INSTRUCTION: Return the number of lines that include the string "level", without any other text.

SUPPLIED MATERIAL:
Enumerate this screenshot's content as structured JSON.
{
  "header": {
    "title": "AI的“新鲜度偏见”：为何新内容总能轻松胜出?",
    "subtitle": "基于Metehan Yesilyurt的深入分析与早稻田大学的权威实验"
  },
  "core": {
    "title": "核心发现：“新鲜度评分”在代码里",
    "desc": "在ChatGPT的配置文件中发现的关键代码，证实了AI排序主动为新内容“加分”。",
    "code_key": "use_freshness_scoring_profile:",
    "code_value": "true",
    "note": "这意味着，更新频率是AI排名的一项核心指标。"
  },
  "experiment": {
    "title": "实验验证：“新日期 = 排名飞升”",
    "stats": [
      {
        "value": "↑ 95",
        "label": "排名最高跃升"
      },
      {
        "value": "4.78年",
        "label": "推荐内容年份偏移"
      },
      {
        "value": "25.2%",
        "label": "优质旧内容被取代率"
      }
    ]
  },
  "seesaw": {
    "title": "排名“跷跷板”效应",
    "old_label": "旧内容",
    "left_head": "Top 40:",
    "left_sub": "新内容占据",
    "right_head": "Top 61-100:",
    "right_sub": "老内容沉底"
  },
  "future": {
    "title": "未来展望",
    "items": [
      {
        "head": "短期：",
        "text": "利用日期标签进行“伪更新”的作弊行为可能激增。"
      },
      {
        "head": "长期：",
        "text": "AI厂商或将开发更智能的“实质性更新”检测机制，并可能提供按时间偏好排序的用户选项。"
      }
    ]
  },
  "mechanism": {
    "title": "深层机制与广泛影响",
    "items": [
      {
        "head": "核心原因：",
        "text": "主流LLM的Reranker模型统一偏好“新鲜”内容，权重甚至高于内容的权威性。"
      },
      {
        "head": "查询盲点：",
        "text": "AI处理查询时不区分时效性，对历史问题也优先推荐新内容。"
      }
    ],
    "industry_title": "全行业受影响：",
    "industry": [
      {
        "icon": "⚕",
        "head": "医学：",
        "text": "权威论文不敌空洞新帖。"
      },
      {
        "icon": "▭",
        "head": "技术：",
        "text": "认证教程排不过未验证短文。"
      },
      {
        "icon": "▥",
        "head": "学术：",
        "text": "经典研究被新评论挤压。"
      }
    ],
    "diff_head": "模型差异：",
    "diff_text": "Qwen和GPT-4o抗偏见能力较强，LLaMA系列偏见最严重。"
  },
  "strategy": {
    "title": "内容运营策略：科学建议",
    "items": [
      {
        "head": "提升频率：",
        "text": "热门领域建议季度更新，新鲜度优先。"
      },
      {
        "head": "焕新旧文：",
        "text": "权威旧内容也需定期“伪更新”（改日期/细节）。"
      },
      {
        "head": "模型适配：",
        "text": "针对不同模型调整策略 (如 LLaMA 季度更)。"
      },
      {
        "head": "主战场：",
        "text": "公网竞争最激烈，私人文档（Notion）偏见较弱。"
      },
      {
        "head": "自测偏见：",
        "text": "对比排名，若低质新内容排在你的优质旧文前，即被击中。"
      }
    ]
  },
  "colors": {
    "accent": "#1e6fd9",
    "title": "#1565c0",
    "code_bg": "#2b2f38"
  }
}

---

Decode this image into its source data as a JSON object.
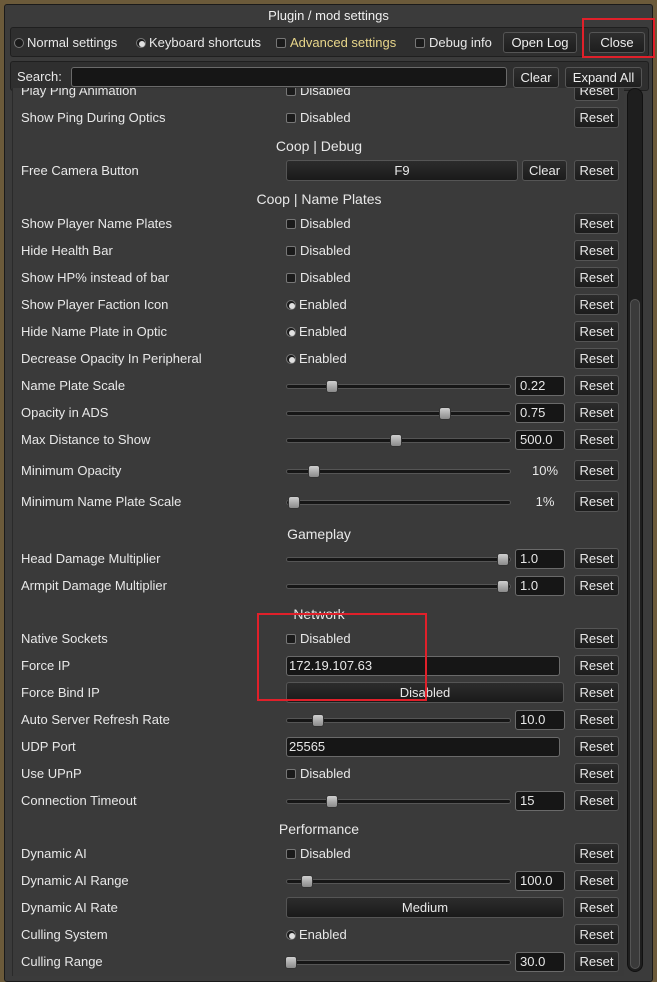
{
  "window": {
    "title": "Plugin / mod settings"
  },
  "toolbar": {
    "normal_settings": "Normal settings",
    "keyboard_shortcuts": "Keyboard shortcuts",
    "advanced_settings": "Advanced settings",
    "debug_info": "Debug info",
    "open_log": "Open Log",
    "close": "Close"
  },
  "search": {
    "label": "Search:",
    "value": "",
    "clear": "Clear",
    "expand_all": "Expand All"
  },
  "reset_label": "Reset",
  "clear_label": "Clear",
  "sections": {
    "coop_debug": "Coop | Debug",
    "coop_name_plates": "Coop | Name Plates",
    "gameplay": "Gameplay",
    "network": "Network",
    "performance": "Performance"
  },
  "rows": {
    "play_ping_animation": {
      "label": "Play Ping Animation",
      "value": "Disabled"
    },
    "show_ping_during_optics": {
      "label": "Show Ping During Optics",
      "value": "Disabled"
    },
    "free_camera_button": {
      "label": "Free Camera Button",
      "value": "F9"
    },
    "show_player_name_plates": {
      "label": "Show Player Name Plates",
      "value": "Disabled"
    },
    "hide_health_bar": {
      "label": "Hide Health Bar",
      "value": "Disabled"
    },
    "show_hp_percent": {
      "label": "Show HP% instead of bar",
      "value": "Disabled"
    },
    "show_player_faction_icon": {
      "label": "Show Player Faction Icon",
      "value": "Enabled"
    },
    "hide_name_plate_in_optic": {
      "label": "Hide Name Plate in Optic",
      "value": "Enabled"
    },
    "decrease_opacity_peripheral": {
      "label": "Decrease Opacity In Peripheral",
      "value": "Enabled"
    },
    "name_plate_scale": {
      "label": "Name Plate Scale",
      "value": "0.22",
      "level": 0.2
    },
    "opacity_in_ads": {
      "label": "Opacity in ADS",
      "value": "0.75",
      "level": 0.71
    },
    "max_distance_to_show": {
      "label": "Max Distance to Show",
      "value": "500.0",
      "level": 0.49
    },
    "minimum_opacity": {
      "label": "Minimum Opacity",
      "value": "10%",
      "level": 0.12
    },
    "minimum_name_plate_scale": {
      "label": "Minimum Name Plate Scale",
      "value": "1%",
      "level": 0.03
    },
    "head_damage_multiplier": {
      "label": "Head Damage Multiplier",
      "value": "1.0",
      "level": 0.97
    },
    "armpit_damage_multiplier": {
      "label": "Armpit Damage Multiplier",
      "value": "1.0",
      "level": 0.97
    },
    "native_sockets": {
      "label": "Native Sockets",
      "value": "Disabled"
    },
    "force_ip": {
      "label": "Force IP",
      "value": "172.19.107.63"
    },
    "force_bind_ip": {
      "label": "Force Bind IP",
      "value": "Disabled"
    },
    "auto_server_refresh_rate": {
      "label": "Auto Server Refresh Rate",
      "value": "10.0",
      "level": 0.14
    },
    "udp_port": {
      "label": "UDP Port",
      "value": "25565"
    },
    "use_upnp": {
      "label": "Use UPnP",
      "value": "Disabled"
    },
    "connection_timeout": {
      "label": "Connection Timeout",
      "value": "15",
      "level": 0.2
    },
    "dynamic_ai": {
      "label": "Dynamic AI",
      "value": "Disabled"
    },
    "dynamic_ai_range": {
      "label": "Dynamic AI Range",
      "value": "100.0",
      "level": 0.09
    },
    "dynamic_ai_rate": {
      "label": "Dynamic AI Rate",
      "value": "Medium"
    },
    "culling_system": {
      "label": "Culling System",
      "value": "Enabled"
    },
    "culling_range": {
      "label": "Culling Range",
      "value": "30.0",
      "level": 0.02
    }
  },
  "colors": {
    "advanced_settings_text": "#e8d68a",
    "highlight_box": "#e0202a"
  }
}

TASK SOLUTION: 11